▶ [WHAT YOU WILL DO] Give every line again exactly as it appears, please, but not the pictures.
- - - -
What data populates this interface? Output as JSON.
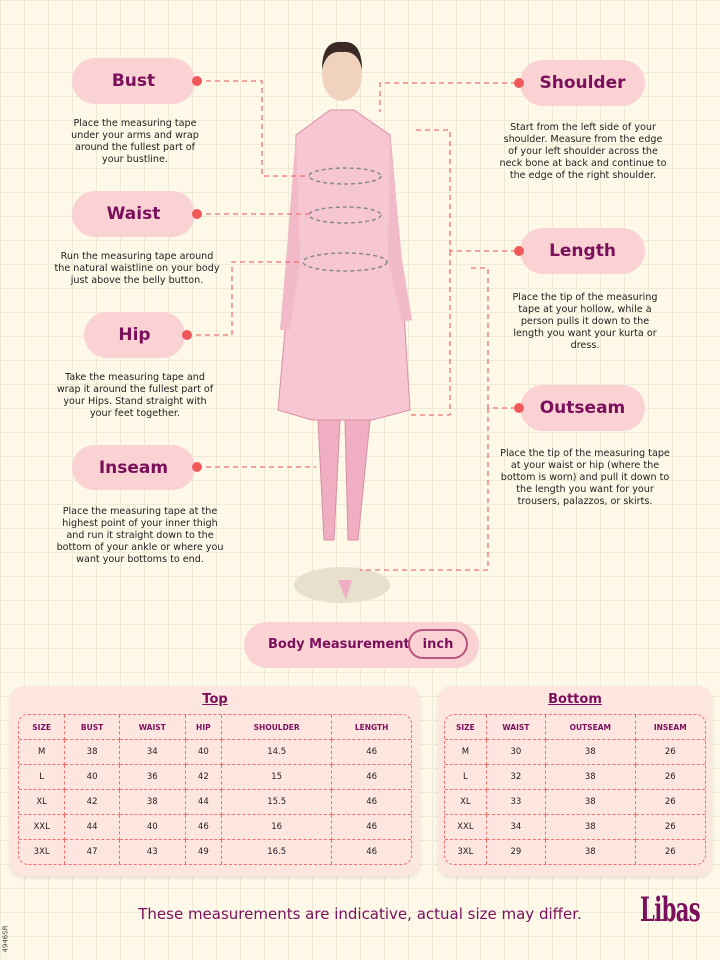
{
  "labels": {
    "bust": {
      "title": "Bust",
      "desc": "Place the measuring tape under your arms and wrap around the fullest part of your bustline."
    },
    "waist": {
      "title": "Waist",
      "desc": "Run the measuring tape around the natural waistline on your body just above the belly button."
    },
    "hip": {
      "title": "Hip",
      "desc": "Take the measuring tape and wrap it around the fullest part of your Hips. Stand straight with your feet together."
    },
    "inseam": {
      "title": "Inseam",
      "desc": "Place the measuring tape at the highest point of your inner thigh and run it straight down to the bottom of your ankle or where you want your bottoms to end."
    },
    "shoulder": {
      "title": "Shoulder",
      "desc": "Start from the left side of your shoulder. Measure from the edge of your left shoulder across the neck bone at back and continue to the edge of the right shoulder."
    },
    "length": {
      "title": "Length",
      "desc": "Place the tip of the measuring tape at your hollow, while a person pulls it down to the length you want your kurta or dress."
    },
    "outseam": {
      "title": "Outseam",
      "desc": "Place the tip of the measuring tape at your waist or hip (where the bottom is worn) and pull it down to the length you want for your trousers, palazzos, or skirts."
    }
  },
  "unit_bar": {
    "title": "Body Measurement",
    "unit": "inch"
  },
  "top_table": {
    "title": "Top",
    "headers": [
      "SIZE",
      "BUST",
      "WAIST",
      "HIP",
      "SHOULDER",
      "LENGTH"
    ],
    "rows": [
      [
        "M",
        "38",
        "34",
        "40",
        "14.5",
        "46"
      ],
      [
        "L",
        "40",
        "36",
        "42",
        "15",
        "46"
      ],
      [
        "XL",
        "42",
        "38",
        "44",
        "15.5",
        "46"
      ],
      [
        "XXL",
        "44",
        "40",
        "46",
        "16",
        "46"
      ],
      [
        "3XL",
        "47",
        "43",
        "49",
        "16.5",
        "46"
      ]
    ]
  },
  "bottom_table": {
    "title": "Bottom",
    "headers": [
      "SIZE",
      "WAIST",
      "OUTSEAM",
      "INSEAM"
    ],
    "rows": [
      [
        "M",
        "30",
        "38",
        "26"
      ],
      [
        "L",
        "32",
        "38",
        "26"
      ],
      [
        "XL",
        "33",
        "38",
        "26"
      ],
      [
        "XXL",
        "34",
        "38",
        "26"
      ],
      [
        "3XL",
        "29",
        "38",
        "26"
      ]
    ]
  },
  "footer": {
    "note": "These measurements are indicative, actual size may differ.",
    "logo": "Libas",
    "code": "4946SR"
  },
  "colors": {
    "accent": "#7a0f5c",
    "pill": "#fbd2d4",
    "dash": "#f07070",
    "background": "#fdf8e8"
  }
}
- - - -
▶ [SOLUTION TO THE PROBLEM]
What data populates this interface? Output as JSON.
{
  "labels": {
    "bust": {
      "title": "Bust",
      "desc": "Place the measuring tape under your arms and wrap around the fullest part of your bustline."
    },
    "waist": {
      "title": "Waist",
      "desc": "Run the measuring tape around the natural waistline on your body just above the belly button."
    },
    "hip": {
      "title": "Hip",
      "desc": "Take the measuring tape and wrap it around the fullest part of your Hips. Stand straight with your feet together."
    },
    "inseam": {
      "title": "Inseam",
      "desc": "Place the measuring tape at the highest point of your inner thigh and run it straight down to the bottom of your ankle or where you want your bottoms to end."
    },
    "shoulder": {
      "title": "Shoulder",
      "desc": "Start from the left side of your shoulder. Measure from the edge of your left shoulder across the neck bone at back and continue to the edge of the right shoulder."
    },
    "length": {
      "title": "Length",
      "desc": "Place the tip of the measuring tape at your hollow, while a person pulls it down to the length you want your kurta or dress."
    },
    "outseam": {
      "title": "Outseam",
      "desc": "Place the tip of the measuring tape at your waist or hip (where the bottom is worn) and pull it down to the length you want for your trousers, palazzos, or skirts."
    }
  },
  "unit_bar": {
    "title": "Body Measurement",
    "unit": "inch"
  },
  "top_table": {
    "title": "Top",
    "headers": [
      "SIZE",
      "BUST",
      "WAIST",
      "HIP",
      "SHOULDER",
      "LENGTH"
    ],
    "rows": [
      [
        "M",
        "38",
        "34",
        "40",
        "14.5",
        "46"
      ],
      [
        "L",
        "40",
        "36",
        "42",
        "15",
        "46"
      ],
      [
        "XL",
        "42",
        "38",
        "44",
        "15.5",
        "46"
      ],
      [
        "XXL",
        "44",
        "40",
        "46",
        "16",
        "46"
      ],
      [
        "3XL",
        "47",
        "43",
        "49",
        "16.5",
        "46"
      ]
    ]
  },
  "bottom_table": {
    "title": "Bottom",
    "headers": [
      "SIZE",
      "WAIST",
      "OUTSEAM",
      "INSEAM"
    ],
    "rows": [
      [
        "M",
        "30",
        "38",
        "26"
      ],
      [
        "L",
        "32",
        "38",
        "26"
      ],
      [
        "XL",
        "33",
        "38",
        "26"
      ],
      [
        "XXL",
        "34",
        "38",
        "26"
      ],
      [
        "3XL",
        "29",
        "38",
        "26"
      ]
    ]
  },
  "footer": {
    "note": "These measurements are indicative, actual size may differ.",
    "logo": "Libas",
    "code": "4946SR"
  },
  "colors": {
    "accent": "#7a0f5c",
    "pill": "#fbd2d4",
    "dash": "#f07070",
    "background": "#fdf8e8"
  }
}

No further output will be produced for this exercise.